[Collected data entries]
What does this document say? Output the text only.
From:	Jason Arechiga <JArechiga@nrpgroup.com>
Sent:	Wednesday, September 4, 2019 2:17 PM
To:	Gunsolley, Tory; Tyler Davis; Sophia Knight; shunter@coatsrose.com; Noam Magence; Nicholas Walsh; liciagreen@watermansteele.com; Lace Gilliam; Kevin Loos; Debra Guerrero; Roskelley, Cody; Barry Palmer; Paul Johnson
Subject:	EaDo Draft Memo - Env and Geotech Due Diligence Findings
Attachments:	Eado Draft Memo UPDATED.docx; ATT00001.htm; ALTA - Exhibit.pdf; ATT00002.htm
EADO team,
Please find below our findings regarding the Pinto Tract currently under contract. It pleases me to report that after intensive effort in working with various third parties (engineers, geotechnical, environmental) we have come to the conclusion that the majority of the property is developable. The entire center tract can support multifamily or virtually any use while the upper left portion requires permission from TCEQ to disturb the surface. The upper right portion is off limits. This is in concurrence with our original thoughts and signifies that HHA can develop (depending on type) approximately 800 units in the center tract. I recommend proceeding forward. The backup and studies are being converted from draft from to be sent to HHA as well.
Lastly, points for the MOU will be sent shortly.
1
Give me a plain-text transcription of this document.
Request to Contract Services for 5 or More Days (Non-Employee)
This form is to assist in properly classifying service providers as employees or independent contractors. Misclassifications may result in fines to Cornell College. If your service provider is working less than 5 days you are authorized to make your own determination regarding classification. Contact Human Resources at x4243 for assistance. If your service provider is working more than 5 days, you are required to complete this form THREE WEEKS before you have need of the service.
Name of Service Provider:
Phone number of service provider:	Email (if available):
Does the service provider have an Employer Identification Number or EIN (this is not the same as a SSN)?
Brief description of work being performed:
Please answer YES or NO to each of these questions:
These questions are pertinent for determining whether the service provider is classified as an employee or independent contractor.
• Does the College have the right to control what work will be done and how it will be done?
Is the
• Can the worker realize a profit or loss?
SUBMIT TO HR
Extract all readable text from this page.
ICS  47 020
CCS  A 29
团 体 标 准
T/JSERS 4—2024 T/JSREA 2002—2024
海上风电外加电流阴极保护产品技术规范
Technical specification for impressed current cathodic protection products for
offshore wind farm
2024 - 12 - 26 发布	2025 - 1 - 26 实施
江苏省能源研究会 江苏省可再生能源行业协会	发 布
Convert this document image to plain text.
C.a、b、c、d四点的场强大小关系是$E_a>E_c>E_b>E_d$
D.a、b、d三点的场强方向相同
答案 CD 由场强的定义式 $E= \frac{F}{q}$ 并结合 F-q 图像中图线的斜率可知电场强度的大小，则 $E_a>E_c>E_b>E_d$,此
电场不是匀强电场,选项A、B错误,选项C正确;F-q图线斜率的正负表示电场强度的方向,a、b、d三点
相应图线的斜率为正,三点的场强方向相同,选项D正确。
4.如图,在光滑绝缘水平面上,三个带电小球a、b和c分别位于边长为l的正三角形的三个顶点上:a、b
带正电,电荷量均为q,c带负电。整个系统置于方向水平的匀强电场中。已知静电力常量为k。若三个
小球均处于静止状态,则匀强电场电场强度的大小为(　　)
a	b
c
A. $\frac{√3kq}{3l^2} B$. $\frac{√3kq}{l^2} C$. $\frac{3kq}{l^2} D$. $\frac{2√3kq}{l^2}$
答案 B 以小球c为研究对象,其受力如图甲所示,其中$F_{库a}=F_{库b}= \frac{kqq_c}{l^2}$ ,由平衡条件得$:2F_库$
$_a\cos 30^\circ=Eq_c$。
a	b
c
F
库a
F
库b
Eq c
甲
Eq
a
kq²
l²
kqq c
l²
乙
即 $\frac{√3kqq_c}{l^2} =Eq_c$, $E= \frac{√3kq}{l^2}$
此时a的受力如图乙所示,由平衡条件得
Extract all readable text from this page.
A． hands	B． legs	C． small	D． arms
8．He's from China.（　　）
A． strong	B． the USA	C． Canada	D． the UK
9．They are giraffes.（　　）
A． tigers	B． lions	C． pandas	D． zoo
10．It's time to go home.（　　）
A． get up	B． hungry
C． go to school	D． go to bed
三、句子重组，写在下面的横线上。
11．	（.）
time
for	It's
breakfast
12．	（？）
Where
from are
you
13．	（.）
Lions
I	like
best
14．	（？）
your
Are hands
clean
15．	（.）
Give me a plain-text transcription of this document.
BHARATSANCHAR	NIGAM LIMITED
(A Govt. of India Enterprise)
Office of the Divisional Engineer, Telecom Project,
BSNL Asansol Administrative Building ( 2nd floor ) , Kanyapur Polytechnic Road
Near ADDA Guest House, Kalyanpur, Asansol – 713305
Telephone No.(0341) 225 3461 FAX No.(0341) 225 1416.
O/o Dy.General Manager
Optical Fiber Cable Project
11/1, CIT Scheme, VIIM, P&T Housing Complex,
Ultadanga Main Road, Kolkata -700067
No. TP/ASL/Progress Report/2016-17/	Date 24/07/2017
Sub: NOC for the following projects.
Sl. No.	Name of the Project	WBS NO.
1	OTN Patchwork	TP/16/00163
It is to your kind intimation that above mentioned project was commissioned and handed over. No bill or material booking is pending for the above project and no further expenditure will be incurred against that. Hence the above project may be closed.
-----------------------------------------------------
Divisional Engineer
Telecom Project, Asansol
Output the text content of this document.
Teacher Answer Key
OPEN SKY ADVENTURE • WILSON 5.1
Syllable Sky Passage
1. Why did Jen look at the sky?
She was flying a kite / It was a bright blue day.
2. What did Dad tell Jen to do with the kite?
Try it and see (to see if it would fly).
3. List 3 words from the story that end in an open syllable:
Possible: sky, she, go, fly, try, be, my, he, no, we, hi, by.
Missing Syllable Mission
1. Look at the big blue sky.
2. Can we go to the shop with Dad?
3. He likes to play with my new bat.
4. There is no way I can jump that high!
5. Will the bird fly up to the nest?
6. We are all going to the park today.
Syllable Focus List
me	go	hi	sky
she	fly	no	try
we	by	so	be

* _WRITTEN PROBLEM_
Reproduce exactly the line that holds "Output the text content of this document.", then every line after it, ending with the final line of the records above.

* _OUTPUT FOR THIS TASK_
Output the text content of this document.
Teacher Answer Key
OPEN SKY ADVENTURE • WILSON 5.1
Syllable Sky Passage
1. Why did Jen look at the sky?
She was flying a kite / It was a bright blue day.
2. What did Dad tell Jen to do with the kite?
Try it and see (to see if it would fly).
3. List 3 words from the story that end in an open syllable:
Possible: sky, she, go, fly, try, be, my, he, no, we, hi, by.
Missing Syllable Mission
1. Look at the big blue sky.
2. Can we go to the shop with Dad?
3. He likes to play with my new bat.
4. There is no way I can jump that high!
5. Will the bird fly up to the nest?
6. We are all going to the park today.
Syllable Focus List
me	go	hi	sky
she	fly	no	try
we	by	so	be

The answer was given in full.